_Do this_
What follows are records. Restate all of them word for word.

### Input for this task ###

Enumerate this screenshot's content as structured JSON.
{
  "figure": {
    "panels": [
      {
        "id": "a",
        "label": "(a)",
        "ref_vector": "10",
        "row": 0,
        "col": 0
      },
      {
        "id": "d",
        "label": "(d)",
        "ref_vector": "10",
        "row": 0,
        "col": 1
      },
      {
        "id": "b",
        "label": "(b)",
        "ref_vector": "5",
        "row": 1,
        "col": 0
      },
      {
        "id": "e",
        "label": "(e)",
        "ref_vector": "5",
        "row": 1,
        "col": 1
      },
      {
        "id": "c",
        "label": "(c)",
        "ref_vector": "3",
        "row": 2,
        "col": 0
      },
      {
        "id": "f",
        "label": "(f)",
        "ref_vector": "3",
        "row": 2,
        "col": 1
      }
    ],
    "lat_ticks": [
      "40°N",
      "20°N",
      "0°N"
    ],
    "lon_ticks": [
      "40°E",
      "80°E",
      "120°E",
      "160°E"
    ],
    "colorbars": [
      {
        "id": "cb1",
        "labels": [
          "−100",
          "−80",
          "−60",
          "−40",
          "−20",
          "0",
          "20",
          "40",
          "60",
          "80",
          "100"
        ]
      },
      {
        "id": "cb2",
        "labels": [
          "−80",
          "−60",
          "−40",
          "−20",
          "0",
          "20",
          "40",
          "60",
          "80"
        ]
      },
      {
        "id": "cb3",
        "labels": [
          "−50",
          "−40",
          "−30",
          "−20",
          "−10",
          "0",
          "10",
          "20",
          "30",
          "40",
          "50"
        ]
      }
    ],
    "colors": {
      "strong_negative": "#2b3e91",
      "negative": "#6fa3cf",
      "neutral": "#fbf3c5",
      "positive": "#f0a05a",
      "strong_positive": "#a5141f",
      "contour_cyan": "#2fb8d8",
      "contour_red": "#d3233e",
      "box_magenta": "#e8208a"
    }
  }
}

###

_Output for this task_
Enumerate this screenshot's content as structured JSON.
{
  "figure": {
    "panels": [
      {
        "id": "a",
        "label": "(a)",
        "ref_vector": "10",
        "row": 0,
        "col": 0
      },
      {
        "id": "d",
        "label": "(d)",
        "ref_vector": "10",
        "row": 0,
        "col": 1
      },
      {
        "id": "b",
        "label": "(b)",
        "ref_vector": "5",
        "row": 1,
        "col": 0
      },
      {
        "id": "e",
        "label": "(e)",
        "ref_vector": "5",
        "row": 1,
        "col": 1
      },
      {
        "id": "c",
        "label": "(c)",
        "ref_vector": "3",
        "row": 2,
        "col": 0
      },
      {
        "id": "f",
        "label": "(f)",
        "ref_vector": "3",
        "row": 2,
        "col": 1
      }
    ],
    "lat_ticks": [
      "40°N",
      "20°N",
      "0°N"
    ],
    "lon_ticks": [
      "40°E",
      "80°E",
      "120°E",
      "160°E"
    ],
    "colorbars": [
      {
        "id": "cb1",
        "labels": [
          "−100",
          "−80",
          "−60",
          "−40",
          "−20",
          "0",
          "20",
          "40",
          "60",
          "80",
          "100"
        ]
      },
      {
        "id": "cb2",
        "labels": [
          "−80",
          "−60",
          "−40",
          "−20",
          "0",
          "20",
          "40",
          "60",
          "80"
        ]
      },
      {
        "id": "cb3",
        "labels": [
          "−50",
          "−40",
          "−30",
          "−20",
          "−10",
          "0",
          "10",
          "20",
          "30",
          "40",
          "50"
        ]
      }
    ],
    "colors": {
      "strong_negative": "#2b3e91",
      "negative": "#6fa3cf",
      "neutral": "#fbf3c5",
      "positive": "#f0a05a",
      "strong_positive": "#a5141f",
      "contour_cyan": "#2fb8d8",
      "contour_red": "#d3233e",
      "box_magenta": "#e8208a"
    }
  }
}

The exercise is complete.